:: PROBLEM DESCRIPTION ::
Restate the data below word for word. Skip any images it contains.

····················

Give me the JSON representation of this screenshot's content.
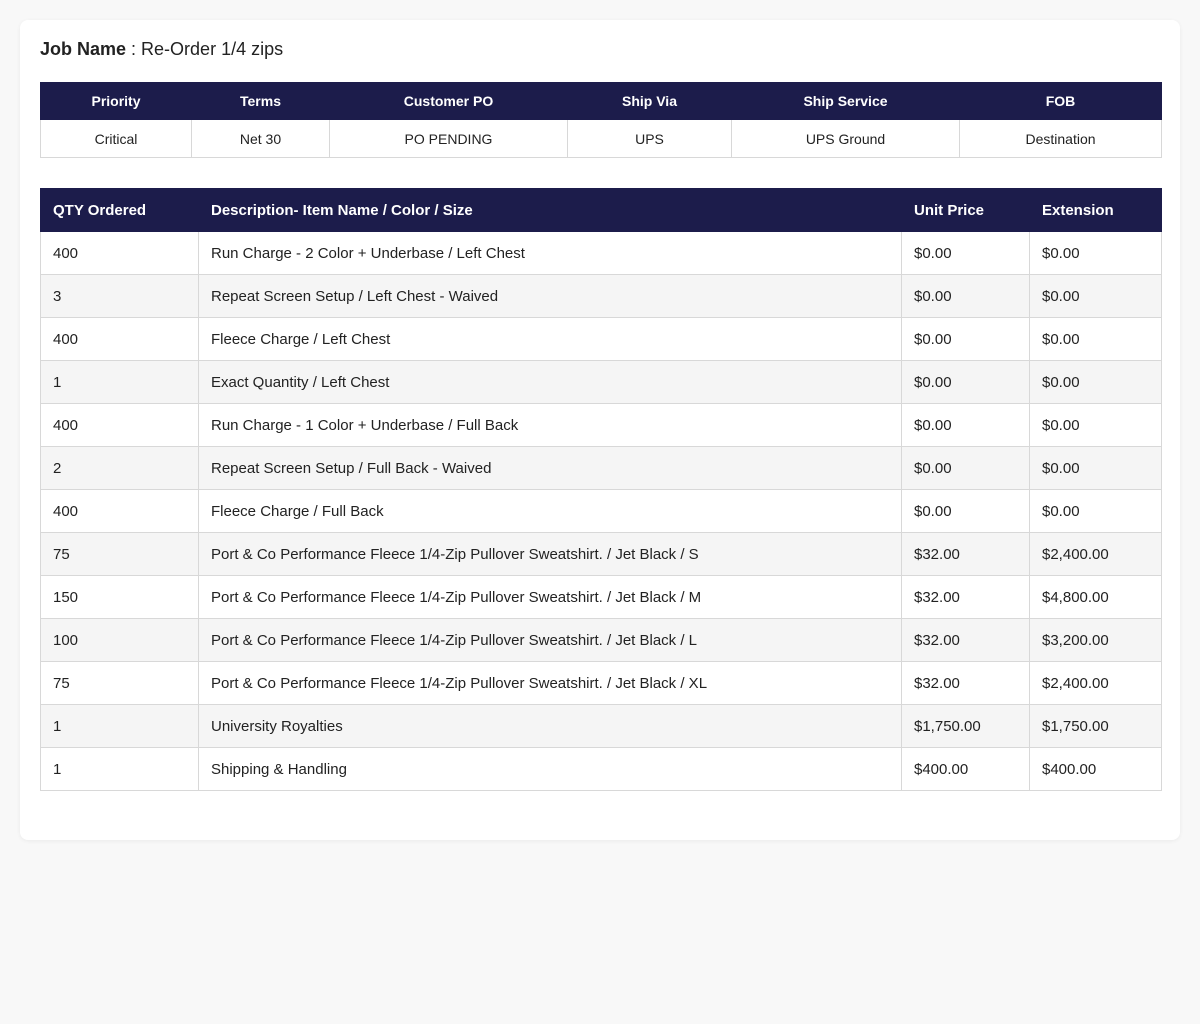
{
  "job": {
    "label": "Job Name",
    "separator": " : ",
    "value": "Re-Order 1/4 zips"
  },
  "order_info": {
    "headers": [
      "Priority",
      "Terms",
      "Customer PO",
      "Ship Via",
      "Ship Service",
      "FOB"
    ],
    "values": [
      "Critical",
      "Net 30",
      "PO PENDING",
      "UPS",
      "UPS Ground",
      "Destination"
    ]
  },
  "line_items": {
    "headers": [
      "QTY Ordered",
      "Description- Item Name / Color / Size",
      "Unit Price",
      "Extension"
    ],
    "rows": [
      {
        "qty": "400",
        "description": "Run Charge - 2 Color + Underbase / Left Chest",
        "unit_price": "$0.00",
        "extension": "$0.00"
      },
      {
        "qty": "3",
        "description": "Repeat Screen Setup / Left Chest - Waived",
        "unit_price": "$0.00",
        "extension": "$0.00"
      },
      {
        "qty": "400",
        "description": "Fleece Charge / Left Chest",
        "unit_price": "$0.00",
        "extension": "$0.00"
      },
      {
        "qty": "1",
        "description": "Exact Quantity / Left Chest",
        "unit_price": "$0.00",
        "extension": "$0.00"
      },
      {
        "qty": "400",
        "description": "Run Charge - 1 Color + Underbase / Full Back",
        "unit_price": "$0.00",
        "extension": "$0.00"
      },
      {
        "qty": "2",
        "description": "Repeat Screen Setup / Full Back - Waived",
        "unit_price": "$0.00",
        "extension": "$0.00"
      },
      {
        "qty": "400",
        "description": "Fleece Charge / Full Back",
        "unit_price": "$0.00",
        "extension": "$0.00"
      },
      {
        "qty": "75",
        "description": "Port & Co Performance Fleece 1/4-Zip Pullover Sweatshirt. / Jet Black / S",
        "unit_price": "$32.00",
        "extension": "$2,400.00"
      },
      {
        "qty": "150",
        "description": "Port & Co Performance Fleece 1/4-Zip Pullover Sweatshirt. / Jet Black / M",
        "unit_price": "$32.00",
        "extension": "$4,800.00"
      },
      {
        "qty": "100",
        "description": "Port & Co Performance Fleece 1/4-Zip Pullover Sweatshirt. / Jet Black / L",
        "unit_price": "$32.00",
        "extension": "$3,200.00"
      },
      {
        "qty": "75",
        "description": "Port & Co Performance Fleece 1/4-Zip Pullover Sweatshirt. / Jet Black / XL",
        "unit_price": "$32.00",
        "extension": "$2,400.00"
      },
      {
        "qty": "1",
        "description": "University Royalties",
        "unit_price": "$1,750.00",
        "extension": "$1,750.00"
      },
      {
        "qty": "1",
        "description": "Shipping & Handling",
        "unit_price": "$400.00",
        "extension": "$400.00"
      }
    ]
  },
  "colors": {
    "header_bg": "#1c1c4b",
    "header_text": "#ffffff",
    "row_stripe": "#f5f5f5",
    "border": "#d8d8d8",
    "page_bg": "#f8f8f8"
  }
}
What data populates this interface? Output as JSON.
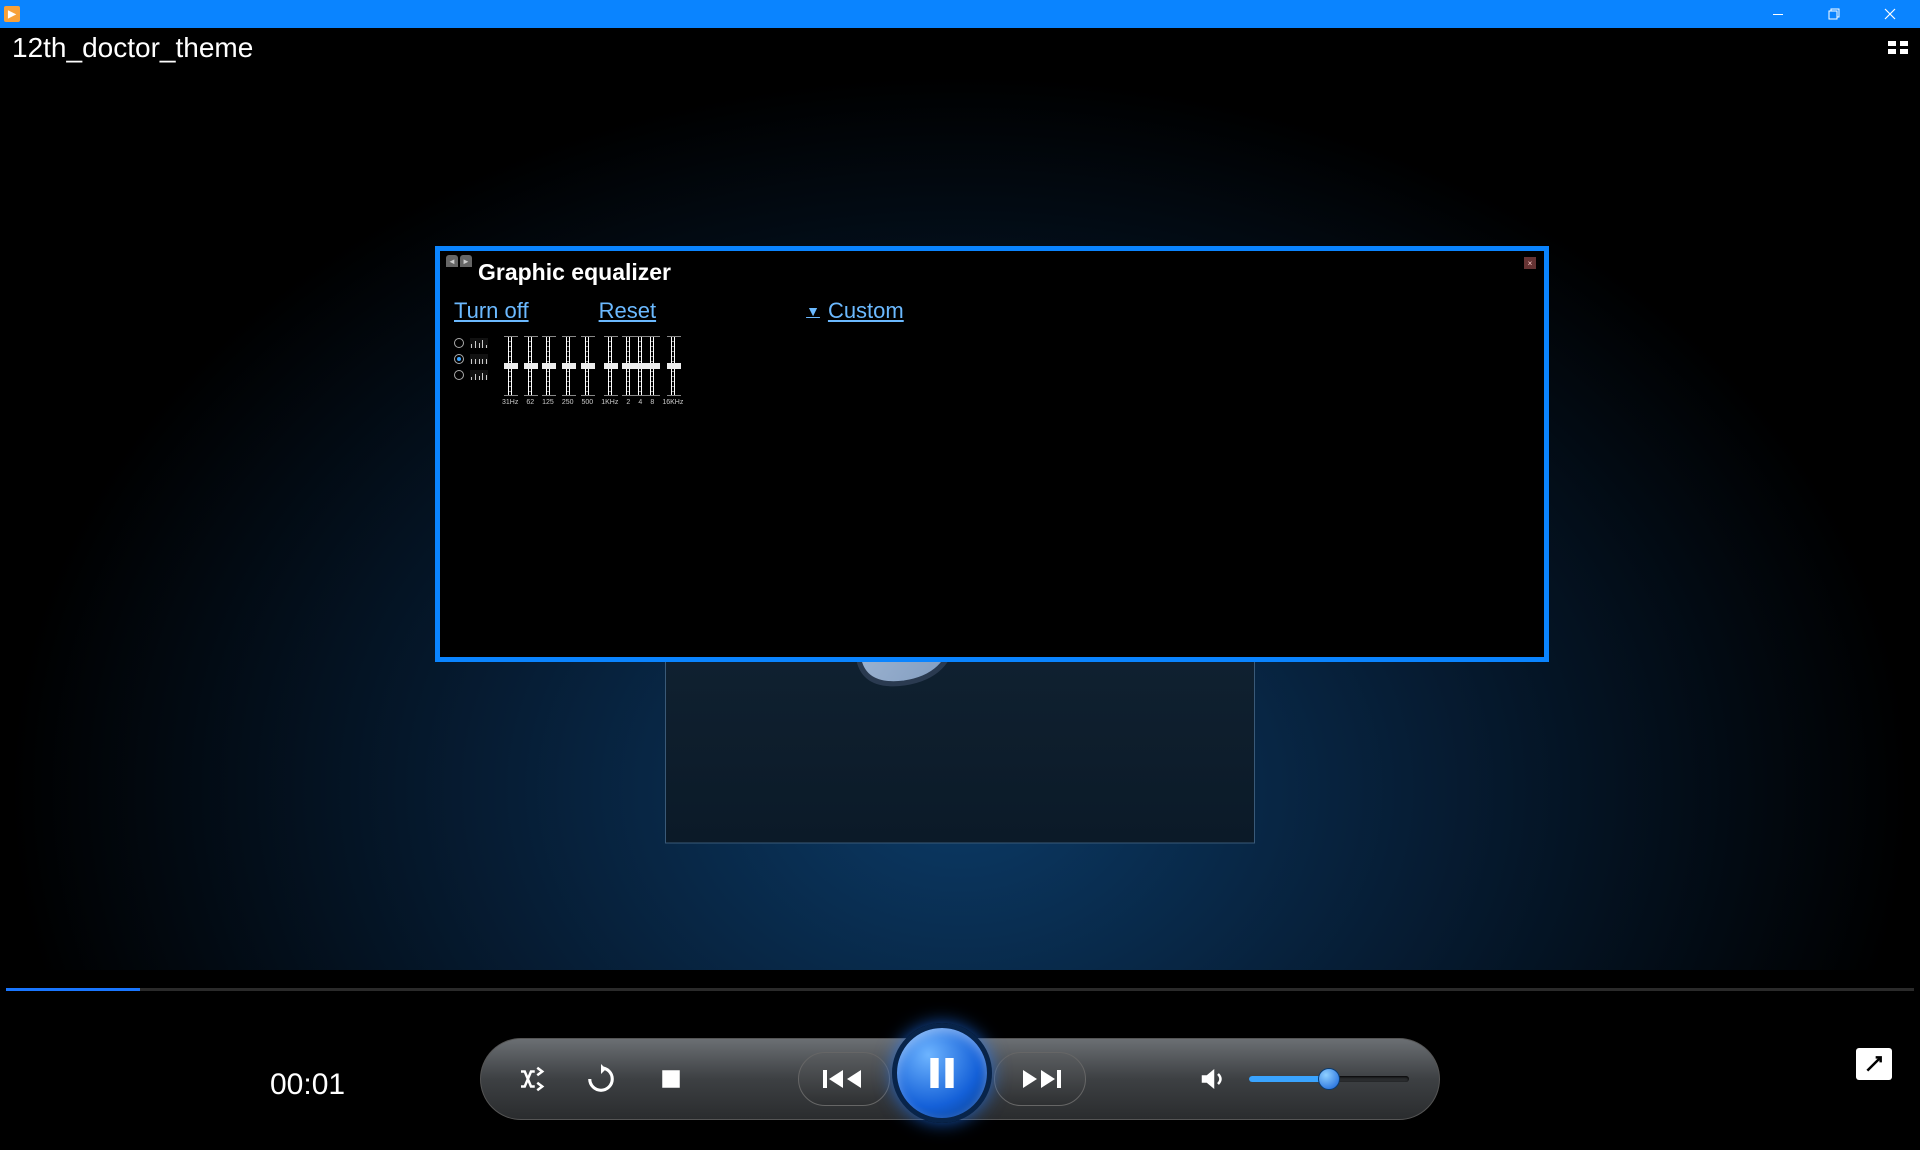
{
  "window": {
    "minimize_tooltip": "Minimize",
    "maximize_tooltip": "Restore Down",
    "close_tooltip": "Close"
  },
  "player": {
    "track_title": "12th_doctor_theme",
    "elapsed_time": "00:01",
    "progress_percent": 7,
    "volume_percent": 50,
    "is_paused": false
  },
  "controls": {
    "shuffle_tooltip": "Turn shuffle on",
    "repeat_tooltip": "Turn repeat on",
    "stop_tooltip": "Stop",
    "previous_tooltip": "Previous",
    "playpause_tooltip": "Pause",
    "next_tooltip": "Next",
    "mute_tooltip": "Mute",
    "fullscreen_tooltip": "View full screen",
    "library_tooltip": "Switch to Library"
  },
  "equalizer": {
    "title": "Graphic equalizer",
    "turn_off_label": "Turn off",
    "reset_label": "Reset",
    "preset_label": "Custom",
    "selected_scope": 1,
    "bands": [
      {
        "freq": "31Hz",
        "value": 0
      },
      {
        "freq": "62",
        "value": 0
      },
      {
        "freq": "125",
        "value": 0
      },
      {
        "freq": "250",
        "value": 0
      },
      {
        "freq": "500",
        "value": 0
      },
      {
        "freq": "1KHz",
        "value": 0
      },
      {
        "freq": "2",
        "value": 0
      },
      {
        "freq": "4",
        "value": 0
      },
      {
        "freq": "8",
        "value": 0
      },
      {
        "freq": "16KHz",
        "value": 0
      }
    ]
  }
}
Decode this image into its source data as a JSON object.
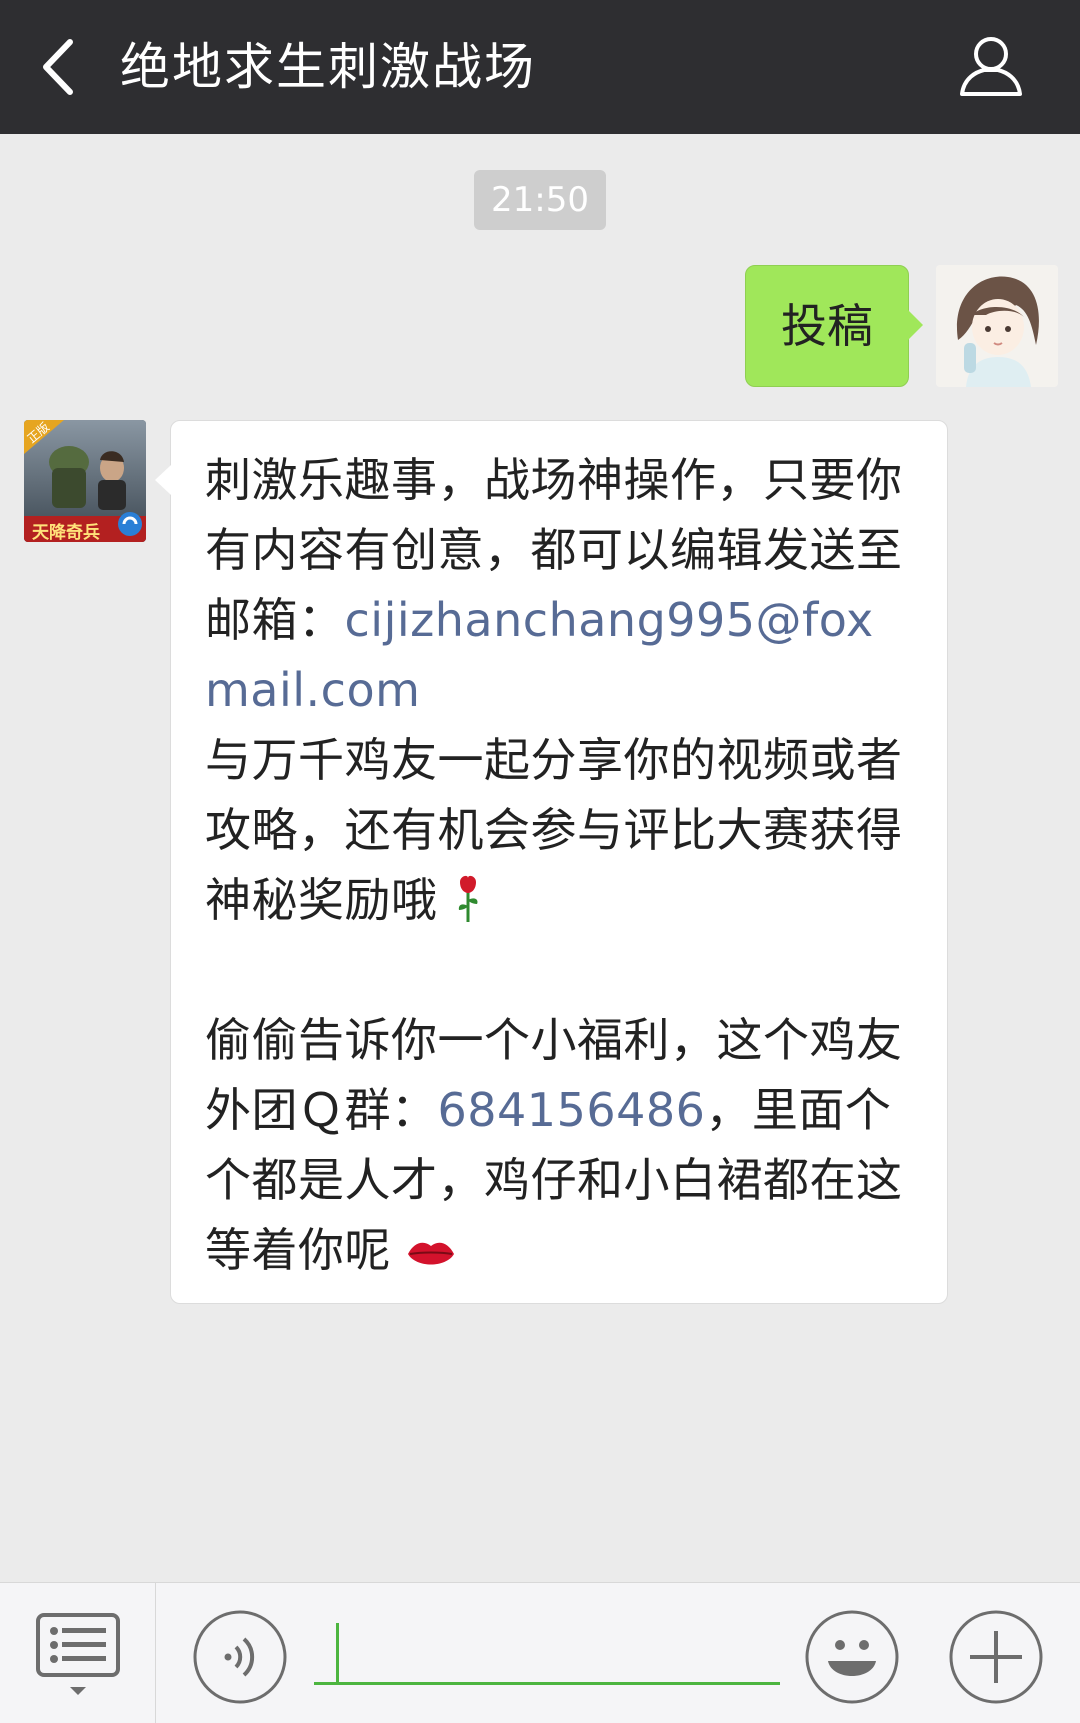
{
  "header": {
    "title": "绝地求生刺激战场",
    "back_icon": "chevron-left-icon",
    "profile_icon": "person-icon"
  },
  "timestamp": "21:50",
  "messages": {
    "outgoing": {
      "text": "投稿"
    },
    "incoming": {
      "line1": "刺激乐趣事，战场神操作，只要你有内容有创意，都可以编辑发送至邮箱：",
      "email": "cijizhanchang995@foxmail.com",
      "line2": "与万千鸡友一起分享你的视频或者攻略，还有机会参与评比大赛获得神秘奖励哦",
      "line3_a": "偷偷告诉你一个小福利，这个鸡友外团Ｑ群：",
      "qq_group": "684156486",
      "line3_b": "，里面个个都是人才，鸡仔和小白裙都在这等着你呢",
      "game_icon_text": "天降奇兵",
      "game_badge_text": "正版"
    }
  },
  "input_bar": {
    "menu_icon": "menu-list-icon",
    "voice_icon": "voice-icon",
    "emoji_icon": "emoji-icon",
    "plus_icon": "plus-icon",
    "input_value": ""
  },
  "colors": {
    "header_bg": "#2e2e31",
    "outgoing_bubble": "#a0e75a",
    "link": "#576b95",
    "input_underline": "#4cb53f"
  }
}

····················

:: RESPONSE TO THE TASK ::
Give me the JSON representation of this screenshot's content.
{
  "job": {
    "label": "Job Name",
    "separator": " : ",
    "value": "Re-Order 1/4 zips"
  },
  "order_info": {
    "headers": [
      "Priority",
      "Terms",
      "Customer PO",
      "Ship Via",
      "Ship Service",
      "FOB"
    ],
    "values": [
      "Critical",
      "Net 30",
      "PO PENDING",
      "UPS",
      "UPS Ground",
      "Destination"
    ]
  },
  "line_items": {
    "headers": [
      "QTY Ordered",
      "Description- Item Name / Color / Size",
      "Unit Price",
      "Extension"
    ],
    "rows": [
      {
        "qty": "400",
        "description": "Run Charge - 2 Color + Underbase / Left Chest",
        "unit_price": "$0.00",
        "extension": "$0.00"
      },
      {
        "qty": "3",
        "description": "Repeat Screen Setup / Left Chest - Waived",
        "unit_price": "$0.00",
        "extension": "$0.00"
      },
      {
        "qty": "400",
        "description": "Fleece Charge / Left Chest",
        "unit_price": "$0.00",
        "extension": "$0.00"
      },
      {
        "qty": "1",
        "description": "Exact Quantity / Left Chest",
        "unit_price": "$0.00",
        "extension": "$0.00"
      },
      {
        "qty": "400",
        "description": "Run Charge - 1 Color + Underbase / Full Back",
        "unit_price": "$0.00",
        "extension": "$0.00"
      },
      {
        "qty": "2",
        "description": "Repeat Screen Setup / Full Back - Waived",
        "unit_price": "$0.00",
        "extension": "$0.00"
      },
      {
        "qty": "400",
        "description": "Fleece Charge / Full Back",
        "unit_price": "$0.00",
        "extension": "$0.00"
      },
      {
        "qty": "75",
        "description": "Port & Co Performance Fleece 1/4-Zip Pullover Sweatshirt. / Jet Black / S",
        "unit_price": "$32.00",
        "extension": "$2,400.00"
      },
      {
        "qty": "150",
        "description": "Port & Co Performance Fleece 1/4-Zip Pullover Sweatshirt. / Jet Black / M",
        "unit_price": "$32.00",
        "extension": "$4,800.00"
      },
      {
        "qty": "100",
        "description": "Port & Co Performance Fleece 1/4-Zip Pullover Sweatshirt. / Jet Black / L",
        "unit_price": "$32.00",
        "extension": "$3,200.00"
      },
      {
        "qty": "75",
        "description": "Port & Co Performance Fleece 1/4-Zip Pullover Sweatshirt. / Jet Black / XL",
        "unit_price": "$32.00",
        "extension": "$2,400.00"
      },
      {
        "qty": "1",
        "description": "University Royalties",
        "unit_price": "$1,750.00",
        "extension": "$1,750.00"
      },
      {
        "qty": "1",
        "description": "Shipping & Handling",
        "unit_price": "$400.00",
        "extension": "$400.00"
      }
    ]
  },
  "colors": {
    "header_bg": "#1c1c4b",
    "header_text": "#ffffff",
    "row_stripe": "#f5f5f5",
    "border": "#d8d8d8",
    "page_bg": "#f8f8f8"
  }
}
What data populates this interface? Output as JSON.
{
  "window": {
    "minimize_tooltip": "Minimize",
    "maximize_tooltip": "Restore Down",
    "close_tooltip": "Close"
  },
  "player": {
    "track_title": "12th_doctor_theme",
    "elapsed_time": "00:01",
    "progress_percent": 7,
    "volume_percent": 50,
    "is_paused": false
  },
  "controls": {
    "shuffle_tooltip": "Turn shuffle on",
    "repeat_tooltip": "Turn repeat on",
    "stop_tooltip": "Stop",
    "previous_tooltip": "Previous",
    "playpause_tooltip": "Pause",
    "next_tooltip": "Next",
    "mute_tooltip": "Mute",
    "fullscreen_tooltip": "View full screen",
    "library_tooltip": "Switch to Library"
  },
  "equalizer": {
    "title": "Graphic equalizer",
    "turn_off_label": "Turn off",
    "reset_label": "Reset",
    "preset_label": "Custom",
    "selected_scope": 1,
    "bands": [
      {
        "freq": "31Hz",
        "value": 0
      },
      {
        "freq": "62",
        "value": 0
      },
      {
        "freq": "125",
        "value": 0
      },
      {
        "freq": "250",
        "value": 0
      },
      {
        "freq": "500",
        "value": 0
      },
      {
        "freq": "1KHz",
        "value": 0
      },
      {
        "freq": "2",
        "value": 0
      },
      {
        "freq": "4",
        "value": 0
      },
      {
        "freq": "8",
        "value": 0
      },
      {
        "freq": "16KHz",
        "value": 0
      }
    ]
  }
}
Decode this image into its source data as a JSON object.
{
  "header": {
    "title": "绝地求生刺激战场",
    "back_icon": "chevron-left-icon",
    "profile_icon": "person-icon"
  },
  "timestamp": "21:50",
  "messages": {
    "outgoing": {
      "text": "投稿"
    },
    "incoming": {
      "line1": "刺激乐趣事，战场神操作，只要你有内容有创意，都可以编辑发送至邮箱：",
      "email": "cijizhanchang995@foxmail.com",
      "line2": "与万千鸡友一起分享你的视频或者攻略，还有机会参与评比大赛获得神秘奖励哦",
      "line3_a": "偷偷告诉你一个小福利，这个鸡友外团Ｑ群：",
      "qq_group": "684156486",
      "line3_b": "，里面个个都是人才，鸡仔和小白裙都在这等着你呢",
      "game_icon_text": "天降奇兵",
      "game_badge_text": "正版"
    }
  },
  "input_bar": {
    "menu_icon": "menu-list-icon",
    "voice_icon": "voice-icon",
    "emoji_icon": "emoji-icon",
    "plus_icon": "plus-icon",
    "input_value": ""
  },
  "colors": {
    "header_bg": "#2e2e31",
    "outgoing_bubble": "#a0e75a",
    "link": "#576b95",
    "input_underline": "#4cb53f"
  }
}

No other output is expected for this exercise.